BEGIN
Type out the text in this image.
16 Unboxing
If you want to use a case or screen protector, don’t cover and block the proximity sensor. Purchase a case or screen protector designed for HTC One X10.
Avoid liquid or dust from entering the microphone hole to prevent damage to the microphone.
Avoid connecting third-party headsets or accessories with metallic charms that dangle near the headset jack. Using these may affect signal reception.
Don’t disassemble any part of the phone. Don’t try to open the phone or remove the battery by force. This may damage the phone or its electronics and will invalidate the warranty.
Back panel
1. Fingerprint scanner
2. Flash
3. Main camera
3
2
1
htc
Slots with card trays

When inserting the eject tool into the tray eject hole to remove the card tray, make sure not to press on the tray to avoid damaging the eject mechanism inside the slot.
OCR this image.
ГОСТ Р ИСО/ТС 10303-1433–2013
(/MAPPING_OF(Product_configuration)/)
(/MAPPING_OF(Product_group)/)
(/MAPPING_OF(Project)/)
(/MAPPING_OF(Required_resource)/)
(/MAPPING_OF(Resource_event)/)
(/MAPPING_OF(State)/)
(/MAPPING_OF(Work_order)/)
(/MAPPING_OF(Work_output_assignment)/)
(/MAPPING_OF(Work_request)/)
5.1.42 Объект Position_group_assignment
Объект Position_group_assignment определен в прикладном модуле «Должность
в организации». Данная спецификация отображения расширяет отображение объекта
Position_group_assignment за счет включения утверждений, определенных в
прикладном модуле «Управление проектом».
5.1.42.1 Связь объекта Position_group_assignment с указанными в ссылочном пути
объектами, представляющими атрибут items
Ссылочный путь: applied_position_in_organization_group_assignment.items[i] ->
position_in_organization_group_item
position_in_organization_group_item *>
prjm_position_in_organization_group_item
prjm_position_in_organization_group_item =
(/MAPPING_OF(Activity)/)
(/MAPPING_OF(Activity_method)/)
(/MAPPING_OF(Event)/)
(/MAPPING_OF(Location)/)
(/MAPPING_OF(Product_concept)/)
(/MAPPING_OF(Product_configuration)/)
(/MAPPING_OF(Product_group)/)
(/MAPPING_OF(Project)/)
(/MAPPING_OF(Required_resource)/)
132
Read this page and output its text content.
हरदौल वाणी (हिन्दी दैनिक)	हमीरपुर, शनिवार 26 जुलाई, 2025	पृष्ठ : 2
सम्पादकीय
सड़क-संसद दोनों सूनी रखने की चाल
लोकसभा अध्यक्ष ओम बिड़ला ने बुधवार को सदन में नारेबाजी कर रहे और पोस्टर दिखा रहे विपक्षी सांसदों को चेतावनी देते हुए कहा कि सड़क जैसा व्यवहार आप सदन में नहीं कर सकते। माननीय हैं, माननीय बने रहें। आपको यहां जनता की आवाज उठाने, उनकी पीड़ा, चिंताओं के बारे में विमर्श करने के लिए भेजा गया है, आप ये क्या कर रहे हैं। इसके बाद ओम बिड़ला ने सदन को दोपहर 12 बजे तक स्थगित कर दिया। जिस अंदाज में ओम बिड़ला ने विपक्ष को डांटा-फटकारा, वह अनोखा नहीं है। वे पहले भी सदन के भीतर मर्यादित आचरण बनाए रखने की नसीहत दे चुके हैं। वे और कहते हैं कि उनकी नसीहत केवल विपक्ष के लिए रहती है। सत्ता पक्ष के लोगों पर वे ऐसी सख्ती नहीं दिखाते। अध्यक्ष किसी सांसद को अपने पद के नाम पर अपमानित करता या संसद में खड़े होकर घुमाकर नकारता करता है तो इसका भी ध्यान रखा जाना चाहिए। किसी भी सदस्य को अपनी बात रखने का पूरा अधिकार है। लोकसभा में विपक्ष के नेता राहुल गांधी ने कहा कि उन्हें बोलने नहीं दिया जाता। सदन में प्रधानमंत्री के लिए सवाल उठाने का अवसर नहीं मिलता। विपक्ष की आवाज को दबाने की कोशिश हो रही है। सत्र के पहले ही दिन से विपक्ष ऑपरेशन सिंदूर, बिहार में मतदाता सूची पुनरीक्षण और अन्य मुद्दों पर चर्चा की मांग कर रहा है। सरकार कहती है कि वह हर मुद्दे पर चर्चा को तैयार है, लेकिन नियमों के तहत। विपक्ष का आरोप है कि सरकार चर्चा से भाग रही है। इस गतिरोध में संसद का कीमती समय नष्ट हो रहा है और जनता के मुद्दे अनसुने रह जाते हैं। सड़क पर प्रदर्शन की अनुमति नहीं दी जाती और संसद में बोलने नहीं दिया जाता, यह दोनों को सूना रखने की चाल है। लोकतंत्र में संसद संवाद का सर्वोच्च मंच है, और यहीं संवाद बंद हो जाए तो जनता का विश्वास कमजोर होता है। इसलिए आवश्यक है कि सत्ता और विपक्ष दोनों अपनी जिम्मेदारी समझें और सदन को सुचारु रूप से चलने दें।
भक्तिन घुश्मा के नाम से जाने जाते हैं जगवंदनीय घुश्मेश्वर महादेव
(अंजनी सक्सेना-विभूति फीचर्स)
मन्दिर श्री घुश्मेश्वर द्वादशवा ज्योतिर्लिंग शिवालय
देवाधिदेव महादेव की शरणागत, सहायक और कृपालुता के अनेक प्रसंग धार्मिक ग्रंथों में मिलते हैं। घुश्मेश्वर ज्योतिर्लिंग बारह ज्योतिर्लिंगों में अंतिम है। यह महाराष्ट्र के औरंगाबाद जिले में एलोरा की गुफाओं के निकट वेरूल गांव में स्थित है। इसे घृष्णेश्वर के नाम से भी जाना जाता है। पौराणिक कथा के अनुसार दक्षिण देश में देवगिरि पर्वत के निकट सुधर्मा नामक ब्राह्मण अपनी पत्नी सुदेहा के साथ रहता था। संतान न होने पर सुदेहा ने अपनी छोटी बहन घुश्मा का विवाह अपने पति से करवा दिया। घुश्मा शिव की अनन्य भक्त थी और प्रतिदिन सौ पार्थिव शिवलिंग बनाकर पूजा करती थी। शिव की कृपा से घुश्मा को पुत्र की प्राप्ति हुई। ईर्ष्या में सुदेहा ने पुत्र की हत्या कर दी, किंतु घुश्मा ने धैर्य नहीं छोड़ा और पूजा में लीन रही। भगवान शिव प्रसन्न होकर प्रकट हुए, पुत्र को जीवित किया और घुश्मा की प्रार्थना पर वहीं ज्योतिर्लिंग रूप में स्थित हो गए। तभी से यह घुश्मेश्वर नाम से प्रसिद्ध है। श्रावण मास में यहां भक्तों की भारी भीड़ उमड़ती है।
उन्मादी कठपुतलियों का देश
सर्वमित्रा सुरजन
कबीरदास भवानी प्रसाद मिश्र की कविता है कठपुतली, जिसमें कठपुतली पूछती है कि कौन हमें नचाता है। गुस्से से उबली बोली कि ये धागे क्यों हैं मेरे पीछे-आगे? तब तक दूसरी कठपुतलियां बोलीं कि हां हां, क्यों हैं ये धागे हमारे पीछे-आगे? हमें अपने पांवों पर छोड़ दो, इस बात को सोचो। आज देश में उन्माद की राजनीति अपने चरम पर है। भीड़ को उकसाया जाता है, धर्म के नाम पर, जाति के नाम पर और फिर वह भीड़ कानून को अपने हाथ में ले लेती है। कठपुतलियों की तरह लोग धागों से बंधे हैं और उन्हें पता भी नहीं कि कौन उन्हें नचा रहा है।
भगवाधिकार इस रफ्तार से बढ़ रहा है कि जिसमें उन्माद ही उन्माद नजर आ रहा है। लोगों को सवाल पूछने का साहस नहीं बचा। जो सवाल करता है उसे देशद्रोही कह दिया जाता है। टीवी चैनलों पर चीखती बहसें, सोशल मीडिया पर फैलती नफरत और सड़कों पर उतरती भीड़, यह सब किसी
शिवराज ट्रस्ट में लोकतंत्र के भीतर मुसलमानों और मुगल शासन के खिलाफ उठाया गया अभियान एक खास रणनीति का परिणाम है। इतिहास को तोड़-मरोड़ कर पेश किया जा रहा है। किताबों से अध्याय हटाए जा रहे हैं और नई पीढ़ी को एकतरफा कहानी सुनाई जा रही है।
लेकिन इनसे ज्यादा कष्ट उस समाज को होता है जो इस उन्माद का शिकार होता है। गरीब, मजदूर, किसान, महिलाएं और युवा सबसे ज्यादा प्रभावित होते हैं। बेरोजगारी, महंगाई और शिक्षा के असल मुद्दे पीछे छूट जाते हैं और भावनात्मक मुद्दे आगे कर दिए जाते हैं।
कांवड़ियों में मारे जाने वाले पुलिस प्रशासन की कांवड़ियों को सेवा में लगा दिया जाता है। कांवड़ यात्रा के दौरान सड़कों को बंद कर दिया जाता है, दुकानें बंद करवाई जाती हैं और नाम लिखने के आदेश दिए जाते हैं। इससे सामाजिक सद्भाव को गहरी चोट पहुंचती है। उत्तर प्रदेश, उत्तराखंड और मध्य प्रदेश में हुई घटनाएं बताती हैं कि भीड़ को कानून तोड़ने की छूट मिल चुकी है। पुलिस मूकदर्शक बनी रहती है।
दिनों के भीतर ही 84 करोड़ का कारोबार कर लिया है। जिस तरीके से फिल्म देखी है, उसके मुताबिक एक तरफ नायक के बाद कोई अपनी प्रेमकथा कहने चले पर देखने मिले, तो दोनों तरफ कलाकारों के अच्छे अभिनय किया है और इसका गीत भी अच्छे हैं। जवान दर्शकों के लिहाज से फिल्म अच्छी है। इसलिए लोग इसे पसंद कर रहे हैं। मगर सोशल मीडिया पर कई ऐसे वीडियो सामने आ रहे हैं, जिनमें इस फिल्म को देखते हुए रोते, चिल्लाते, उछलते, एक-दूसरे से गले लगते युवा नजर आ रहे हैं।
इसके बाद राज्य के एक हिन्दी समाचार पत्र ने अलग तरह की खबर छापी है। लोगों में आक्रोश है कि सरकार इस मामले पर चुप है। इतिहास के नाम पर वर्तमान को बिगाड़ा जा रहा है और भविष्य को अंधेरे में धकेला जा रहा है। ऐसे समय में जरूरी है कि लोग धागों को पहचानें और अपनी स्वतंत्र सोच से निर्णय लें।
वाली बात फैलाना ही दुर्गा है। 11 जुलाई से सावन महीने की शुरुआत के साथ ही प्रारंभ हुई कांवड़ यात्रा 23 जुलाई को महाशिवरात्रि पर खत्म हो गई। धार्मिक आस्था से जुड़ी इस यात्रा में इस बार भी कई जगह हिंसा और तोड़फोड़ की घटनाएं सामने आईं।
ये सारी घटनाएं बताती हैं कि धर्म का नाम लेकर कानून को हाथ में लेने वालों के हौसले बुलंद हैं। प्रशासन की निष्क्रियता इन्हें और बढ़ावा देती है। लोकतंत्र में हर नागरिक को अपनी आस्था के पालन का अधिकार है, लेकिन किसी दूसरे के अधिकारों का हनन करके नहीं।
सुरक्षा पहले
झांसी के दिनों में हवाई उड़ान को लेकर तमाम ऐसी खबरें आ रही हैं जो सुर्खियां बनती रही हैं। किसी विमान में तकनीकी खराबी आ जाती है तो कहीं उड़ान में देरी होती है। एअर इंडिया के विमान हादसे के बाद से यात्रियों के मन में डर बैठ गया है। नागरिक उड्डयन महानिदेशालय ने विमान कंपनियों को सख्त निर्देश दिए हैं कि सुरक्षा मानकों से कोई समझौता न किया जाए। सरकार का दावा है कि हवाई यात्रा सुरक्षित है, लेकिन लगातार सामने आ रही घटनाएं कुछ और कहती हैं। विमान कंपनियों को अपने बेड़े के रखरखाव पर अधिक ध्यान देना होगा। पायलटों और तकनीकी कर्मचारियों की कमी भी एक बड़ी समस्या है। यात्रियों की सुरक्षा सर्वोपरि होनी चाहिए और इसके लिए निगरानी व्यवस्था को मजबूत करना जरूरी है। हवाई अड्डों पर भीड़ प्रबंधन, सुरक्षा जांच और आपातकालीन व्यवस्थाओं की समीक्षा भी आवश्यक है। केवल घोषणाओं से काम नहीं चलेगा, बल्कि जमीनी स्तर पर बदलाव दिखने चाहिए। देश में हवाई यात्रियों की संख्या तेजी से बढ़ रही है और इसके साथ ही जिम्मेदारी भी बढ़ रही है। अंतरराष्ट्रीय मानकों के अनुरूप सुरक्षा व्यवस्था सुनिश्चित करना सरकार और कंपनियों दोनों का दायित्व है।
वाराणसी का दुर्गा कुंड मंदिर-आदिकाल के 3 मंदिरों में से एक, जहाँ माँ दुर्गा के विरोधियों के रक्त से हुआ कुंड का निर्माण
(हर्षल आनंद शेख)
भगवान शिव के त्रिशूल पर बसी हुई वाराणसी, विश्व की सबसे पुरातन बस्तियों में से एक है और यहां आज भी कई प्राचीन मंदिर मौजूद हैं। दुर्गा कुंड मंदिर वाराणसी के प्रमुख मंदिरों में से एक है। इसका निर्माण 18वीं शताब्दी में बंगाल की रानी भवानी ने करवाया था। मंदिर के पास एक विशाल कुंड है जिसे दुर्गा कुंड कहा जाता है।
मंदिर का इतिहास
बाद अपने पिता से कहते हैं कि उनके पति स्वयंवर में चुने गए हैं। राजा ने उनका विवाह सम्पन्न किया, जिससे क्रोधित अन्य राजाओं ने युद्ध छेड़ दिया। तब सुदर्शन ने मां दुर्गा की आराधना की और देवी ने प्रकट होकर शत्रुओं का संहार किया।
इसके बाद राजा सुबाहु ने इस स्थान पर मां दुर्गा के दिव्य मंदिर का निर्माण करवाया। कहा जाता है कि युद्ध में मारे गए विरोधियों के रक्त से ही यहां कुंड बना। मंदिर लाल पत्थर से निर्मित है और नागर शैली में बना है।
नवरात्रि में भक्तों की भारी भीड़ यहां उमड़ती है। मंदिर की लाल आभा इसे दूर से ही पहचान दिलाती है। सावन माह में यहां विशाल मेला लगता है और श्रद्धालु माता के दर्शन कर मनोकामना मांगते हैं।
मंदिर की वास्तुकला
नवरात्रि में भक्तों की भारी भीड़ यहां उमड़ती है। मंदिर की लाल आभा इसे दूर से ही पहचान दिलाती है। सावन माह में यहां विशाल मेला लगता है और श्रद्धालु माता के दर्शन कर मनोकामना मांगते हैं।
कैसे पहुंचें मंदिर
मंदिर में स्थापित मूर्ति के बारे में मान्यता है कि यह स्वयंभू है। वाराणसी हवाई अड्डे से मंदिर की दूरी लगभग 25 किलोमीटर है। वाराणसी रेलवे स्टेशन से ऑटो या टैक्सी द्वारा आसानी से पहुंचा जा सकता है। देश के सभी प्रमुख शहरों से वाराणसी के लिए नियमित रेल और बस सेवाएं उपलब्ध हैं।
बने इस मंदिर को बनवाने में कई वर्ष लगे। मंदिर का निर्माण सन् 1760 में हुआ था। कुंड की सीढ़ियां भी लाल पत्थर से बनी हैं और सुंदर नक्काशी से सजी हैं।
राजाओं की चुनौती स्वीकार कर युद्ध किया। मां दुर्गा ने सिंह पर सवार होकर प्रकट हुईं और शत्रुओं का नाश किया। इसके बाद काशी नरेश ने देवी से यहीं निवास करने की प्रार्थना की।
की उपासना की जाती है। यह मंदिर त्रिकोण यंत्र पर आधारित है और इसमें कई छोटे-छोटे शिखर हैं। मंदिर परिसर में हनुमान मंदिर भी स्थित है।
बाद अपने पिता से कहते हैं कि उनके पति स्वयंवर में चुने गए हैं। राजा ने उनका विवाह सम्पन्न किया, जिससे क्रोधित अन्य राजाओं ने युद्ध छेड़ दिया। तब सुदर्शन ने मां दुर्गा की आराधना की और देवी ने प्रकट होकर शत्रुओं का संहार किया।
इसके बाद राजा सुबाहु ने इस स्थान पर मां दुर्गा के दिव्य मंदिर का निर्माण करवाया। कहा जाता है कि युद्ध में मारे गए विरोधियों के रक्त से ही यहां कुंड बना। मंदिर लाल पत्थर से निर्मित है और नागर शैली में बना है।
END
Check each line above for the word "with", and copy the lines where it appears.

• **TASK OUTPUT**
Avoid connecting third-party headsets or accessories with metallic charms that dangle near the headset jack. Using these may affect signal reception.
Slots with card trays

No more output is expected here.